Task to carry out
Write the material out again, line by line, exactly as it is.

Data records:
========

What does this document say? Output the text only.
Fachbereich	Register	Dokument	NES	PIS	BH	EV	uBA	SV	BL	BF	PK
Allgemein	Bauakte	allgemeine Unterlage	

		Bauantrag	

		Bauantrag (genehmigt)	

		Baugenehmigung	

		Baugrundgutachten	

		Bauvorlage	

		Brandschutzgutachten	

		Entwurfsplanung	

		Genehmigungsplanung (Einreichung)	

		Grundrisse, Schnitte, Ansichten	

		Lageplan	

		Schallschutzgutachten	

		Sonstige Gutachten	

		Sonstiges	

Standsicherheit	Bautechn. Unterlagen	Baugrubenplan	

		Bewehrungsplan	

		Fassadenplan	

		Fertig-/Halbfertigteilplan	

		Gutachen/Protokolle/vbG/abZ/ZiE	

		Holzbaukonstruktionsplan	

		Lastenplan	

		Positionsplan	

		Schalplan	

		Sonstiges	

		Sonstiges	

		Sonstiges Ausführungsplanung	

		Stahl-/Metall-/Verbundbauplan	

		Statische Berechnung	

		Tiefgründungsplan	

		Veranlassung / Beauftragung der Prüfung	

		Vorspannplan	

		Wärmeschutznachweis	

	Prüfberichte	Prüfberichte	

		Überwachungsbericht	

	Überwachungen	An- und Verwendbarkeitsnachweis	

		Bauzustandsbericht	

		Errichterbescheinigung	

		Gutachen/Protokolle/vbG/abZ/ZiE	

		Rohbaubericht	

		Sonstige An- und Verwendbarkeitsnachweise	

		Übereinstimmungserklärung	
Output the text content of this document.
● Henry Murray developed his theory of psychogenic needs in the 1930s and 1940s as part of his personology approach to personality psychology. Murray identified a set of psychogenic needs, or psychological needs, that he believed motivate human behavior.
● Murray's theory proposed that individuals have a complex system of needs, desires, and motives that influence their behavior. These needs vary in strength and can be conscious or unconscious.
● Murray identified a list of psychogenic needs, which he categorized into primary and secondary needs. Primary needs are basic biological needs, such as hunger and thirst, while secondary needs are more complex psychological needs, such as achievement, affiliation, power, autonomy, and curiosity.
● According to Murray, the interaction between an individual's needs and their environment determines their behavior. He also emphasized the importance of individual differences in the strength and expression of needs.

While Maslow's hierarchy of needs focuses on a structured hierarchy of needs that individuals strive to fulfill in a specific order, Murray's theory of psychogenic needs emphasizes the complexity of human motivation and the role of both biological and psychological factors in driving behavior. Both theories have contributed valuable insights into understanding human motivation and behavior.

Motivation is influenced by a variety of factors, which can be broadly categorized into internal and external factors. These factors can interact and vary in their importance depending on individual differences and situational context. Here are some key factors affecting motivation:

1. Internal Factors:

========

Written reply
What does this document say? Output the text only.
Fachbereich	Register	Dokument	NES	PIS	BH	EV	uBA	SV	BL	BF	PK
Allgemein	Bauakte	allgemeine Unterlage	

		Bauantrag	

		Bauantrag (genehmigt)	

		Baugenehmigung	

		Baugrundgutachten	

		Bauvorlage	

		Brandschutzgutachten	

		Entwurfsplanung	

		Genehmigungsplanung (Einreichung)	

		Grundrisse, Schnitte, Ansichten	

		Lageplan	

		Schallschutzgutachten	

		Sonstige Gutachten	

		Sonstiges	

Standsicherheit	Bautechn. Unterlagen	Baugrubenplan	

		Bewehrungsplan	

		Fassadenplan	

		Fertig-/Halbfertigteilplan	

		Gutachen/Protokolle/vbG/abZ/ZiE	

		Holzbaukonstruktionsplan	

		Lastenplan	

		Positionsplan	

		Schalplan	

		Sonstiges	

		Sonstiges	

		Sonstiges Ausführungsplanung	

		Stahl-/Metall-/Verbundbauplan	

		Statische Berechnung	

		Tiefgründungsplan	

		Veranlassung / Beauftragung der Prüfung	

		Vorspannplan	

		Wärmeschutznachweis	

	Prüfberichte	Prüfberichte	

		Überwachungsbericht	

	Überwachungen	An- und Verwendbarkeitsnachweis	

		Bauzustandsbericht	

		Errichterbescheinigung	

		Gutachen/Protokolle/vbG/abZ/ZiE	

		Rohbaubericht	

		Sonstige An- und Verwendbarkeitsnachweise	

		Übereinstimmungserklärung	
Output the text content of this document.
● Henry Murray developed his theory of psychogenic needs in the 1930s and 1940s as part of his personology approach to personality psychology. Murray identified a set of psychogenic needs, or psychological needs, that he believed motivate human behavior.
● Murray's theory proposed that individuals have a complex system of needs, desires, and motives that influence their behavior. These needs vary in strength and can be conscious or unconscious.
● Murray identified a list of psychogenic needs, which he categorized into primary and secondary needs. Primary needs are basic biological needs, such as hunger and thirst, while secondary needs are more complex psychological needs, such as achievement, affiliation, power, autonomy, and curiosity.
● According to Murray, the interaction between an individual's needs and their environment determines their behavior. He also emphasized the importance of individual differences in the strength and expression of needs.

While Maslow's hierarchy of needs focuses on a structured hierarchy of needs that individuals strive to fulfill in a specific order, Murray's theory of psychogenic needs emphasizes the complexity of human motivation and the role of both biological and psychological factors in driving behavior. Both theories have contributed valuable insights into understanding human motivation and behavior.

Motivation is influenced by a variety of factors, which can be broadly categorized into internal and external factors. These factors can interact and vary in their importance depending on individual differences and situational context. Here are some key factors affecting motivation:

1. Internal Factors:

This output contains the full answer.